-- start Exercise input --

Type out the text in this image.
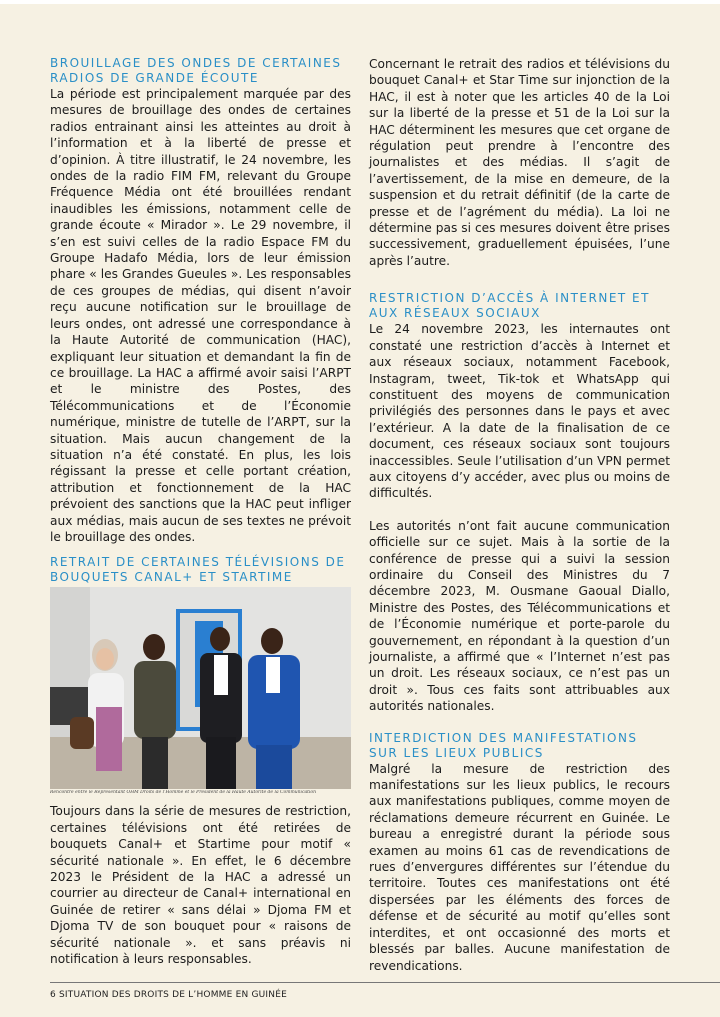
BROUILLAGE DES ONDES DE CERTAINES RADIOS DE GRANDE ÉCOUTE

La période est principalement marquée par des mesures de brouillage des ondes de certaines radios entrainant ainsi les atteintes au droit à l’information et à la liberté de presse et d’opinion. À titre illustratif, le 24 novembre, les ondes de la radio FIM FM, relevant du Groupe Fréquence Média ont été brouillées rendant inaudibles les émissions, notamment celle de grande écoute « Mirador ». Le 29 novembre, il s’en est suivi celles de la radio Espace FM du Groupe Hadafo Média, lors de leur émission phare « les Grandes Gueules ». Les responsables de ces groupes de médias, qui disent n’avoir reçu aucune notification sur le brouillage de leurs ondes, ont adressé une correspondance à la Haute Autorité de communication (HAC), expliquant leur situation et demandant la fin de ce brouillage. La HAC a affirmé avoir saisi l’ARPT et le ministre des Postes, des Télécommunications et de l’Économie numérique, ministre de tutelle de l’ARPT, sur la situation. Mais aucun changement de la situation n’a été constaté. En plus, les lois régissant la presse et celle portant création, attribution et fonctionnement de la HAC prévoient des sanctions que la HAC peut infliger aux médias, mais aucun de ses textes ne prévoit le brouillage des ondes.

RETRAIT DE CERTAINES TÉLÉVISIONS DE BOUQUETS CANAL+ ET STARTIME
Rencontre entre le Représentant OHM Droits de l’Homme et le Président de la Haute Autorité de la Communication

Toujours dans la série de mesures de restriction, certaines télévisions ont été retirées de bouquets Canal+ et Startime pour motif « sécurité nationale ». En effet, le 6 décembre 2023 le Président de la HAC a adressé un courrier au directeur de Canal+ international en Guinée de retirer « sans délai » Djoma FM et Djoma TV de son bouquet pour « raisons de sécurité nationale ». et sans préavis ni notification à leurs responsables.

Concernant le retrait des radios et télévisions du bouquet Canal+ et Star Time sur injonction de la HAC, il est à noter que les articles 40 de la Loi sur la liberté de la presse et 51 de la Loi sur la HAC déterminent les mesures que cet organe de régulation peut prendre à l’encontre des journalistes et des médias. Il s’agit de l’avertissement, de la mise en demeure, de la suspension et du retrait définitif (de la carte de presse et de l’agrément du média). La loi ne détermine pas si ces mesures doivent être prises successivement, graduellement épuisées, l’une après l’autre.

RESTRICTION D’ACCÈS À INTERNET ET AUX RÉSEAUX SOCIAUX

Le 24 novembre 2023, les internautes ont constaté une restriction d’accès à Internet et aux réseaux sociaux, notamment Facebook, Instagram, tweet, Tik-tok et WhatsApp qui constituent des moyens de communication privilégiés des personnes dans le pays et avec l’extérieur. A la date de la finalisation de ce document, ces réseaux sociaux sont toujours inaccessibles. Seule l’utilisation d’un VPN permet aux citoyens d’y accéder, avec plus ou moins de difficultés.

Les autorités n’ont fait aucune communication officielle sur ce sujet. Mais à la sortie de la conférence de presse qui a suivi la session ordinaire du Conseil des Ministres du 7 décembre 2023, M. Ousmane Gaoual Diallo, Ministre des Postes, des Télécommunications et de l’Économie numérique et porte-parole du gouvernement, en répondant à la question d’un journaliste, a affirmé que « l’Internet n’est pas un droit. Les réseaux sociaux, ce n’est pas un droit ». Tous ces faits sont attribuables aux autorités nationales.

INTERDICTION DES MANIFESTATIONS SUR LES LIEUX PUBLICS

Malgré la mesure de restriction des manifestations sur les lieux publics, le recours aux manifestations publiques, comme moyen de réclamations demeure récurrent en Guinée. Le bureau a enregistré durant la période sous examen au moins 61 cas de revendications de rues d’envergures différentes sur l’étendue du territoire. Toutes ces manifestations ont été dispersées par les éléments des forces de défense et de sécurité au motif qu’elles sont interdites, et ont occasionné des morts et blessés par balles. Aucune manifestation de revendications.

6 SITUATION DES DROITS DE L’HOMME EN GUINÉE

-- end Exercise input --

■ Problem to solve
Select and copy every line from the records that includes the word "novembre".

■ Written response
La période est principalement marquée par des mesures de brouillage des ondes de certaines radios entrainant ainsi les atteintes au droit à l’information et à la liberté de presse et d’opinion. À titre illustratif, le 24 novembre, les ondes de la radio FIM FM, relevant du Groupe Fréquence Média ont été brouillées rendant inaudibles les émissions, notamment celle de grande écoute « Mirador ». Le 29 novembre, il s’en est suivi celles de la radio Espace FM du Groupe Hadafo Média, lors de leur émission phare « les Grandes Gueules ». Les responsables de ces groupes de médias, qui disent n’avoir reçu aucune notification sur le brouillage de leurs ondes, ont adressé une correspondance à la Haute Autorité de communication (HAC), expliquant leur situation et demandant la fin de ce brouillage. La HAC a affirmé avoir saisi l’ARPT et le ministre des Postes, des Télécommunications et de l’Économie numérique, ministre de tutelle de l’ARPT, sur la situation. Mais aucun changement de la situation n’a été constaté. En plus, les lois régissant la presse et celle portant création, attribution et fonctionnement de la HAC prévoient des sanctions que la HAC peut infliger aux médias, mais aucun de ses textes ne prévoit le brouillage des ondes.
Le 24 novembre 2023, les internautes ont constaté une restriction d’accès à Internet et aux réseaux sociaux, notamment Facebook, Instagram, tweet, Tik-tok et WhatsApp qui constituent des moyens de communication privilégiés des personnes dans le pays et avec l’extérieur. A la date de la finalisation de ce document, ces réseaux sociaux sont toujours inaccessibles. Seule l’utilisation d’un VPN permet aux citoyens d’y accéder, avec plus ou moins de difficultés.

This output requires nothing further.